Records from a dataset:

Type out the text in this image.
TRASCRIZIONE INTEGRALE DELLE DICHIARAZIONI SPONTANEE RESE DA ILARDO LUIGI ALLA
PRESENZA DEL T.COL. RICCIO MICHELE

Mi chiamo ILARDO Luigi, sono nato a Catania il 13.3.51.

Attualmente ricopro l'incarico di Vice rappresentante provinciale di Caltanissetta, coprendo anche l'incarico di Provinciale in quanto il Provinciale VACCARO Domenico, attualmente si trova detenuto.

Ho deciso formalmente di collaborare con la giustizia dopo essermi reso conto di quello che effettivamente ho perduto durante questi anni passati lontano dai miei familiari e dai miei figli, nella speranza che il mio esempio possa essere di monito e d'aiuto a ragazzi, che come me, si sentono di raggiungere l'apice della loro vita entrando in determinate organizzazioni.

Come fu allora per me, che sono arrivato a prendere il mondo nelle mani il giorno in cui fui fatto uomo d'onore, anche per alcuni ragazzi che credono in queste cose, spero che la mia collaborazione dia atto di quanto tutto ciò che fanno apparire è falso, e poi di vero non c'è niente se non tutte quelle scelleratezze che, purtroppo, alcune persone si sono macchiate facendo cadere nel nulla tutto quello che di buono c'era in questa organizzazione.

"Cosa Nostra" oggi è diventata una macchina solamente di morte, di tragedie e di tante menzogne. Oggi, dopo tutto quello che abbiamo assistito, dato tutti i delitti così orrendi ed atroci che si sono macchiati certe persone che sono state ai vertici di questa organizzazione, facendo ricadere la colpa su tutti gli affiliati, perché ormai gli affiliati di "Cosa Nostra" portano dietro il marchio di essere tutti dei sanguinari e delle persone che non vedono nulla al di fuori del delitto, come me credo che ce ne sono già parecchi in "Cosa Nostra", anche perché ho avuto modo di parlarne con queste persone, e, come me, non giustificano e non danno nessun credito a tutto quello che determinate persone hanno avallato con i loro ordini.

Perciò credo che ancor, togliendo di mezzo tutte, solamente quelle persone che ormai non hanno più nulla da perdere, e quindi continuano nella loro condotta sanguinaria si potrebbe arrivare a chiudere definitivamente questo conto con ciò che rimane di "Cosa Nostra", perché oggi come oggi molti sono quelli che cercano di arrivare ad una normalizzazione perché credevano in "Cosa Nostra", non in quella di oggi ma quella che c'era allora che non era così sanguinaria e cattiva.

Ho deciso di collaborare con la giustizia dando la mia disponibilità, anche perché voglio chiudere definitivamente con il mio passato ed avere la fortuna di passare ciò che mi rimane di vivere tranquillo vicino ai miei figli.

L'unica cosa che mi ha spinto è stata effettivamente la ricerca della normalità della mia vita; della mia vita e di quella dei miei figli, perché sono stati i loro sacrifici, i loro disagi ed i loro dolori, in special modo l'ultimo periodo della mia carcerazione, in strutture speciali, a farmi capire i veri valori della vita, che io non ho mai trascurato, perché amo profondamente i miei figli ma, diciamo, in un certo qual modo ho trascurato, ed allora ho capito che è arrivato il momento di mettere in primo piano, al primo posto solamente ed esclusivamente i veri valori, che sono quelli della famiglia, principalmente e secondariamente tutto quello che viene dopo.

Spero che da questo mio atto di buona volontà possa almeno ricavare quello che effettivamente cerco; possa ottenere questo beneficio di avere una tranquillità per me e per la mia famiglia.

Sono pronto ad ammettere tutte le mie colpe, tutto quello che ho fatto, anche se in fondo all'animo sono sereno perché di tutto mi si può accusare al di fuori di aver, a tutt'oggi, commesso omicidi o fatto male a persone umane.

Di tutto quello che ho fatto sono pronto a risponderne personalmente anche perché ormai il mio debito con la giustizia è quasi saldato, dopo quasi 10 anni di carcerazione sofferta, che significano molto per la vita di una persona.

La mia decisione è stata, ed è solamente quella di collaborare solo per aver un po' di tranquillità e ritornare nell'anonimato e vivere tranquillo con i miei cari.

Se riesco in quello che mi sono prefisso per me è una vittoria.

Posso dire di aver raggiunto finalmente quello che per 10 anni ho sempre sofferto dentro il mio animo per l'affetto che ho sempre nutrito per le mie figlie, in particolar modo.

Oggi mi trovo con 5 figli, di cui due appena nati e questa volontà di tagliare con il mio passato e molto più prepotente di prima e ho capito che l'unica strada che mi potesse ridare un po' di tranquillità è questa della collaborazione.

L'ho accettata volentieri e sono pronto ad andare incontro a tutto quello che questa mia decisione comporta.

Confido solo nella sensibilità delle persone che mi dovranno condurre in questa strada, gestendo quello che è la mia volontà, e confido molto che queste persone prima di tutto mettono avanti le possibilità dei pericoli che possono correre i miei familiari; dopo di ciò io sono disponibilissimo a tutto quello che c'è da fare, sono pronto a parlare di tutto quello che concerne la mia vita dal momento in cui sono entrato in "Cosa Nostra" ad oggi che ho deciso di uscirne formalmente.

OBJECTIVE: Search the entries for "ILARDO" and copy out each line that has it.

SOLUTION TO THE EXERCISE:
TRASCRIZIONE INTEGRALE DELLE DICHIARAZIONI SPONTANEE RESE DA ILARDO LUIGI ALLA
Mi chiamo ILARDO Luigi, sono nato a Catania il 13.3.51.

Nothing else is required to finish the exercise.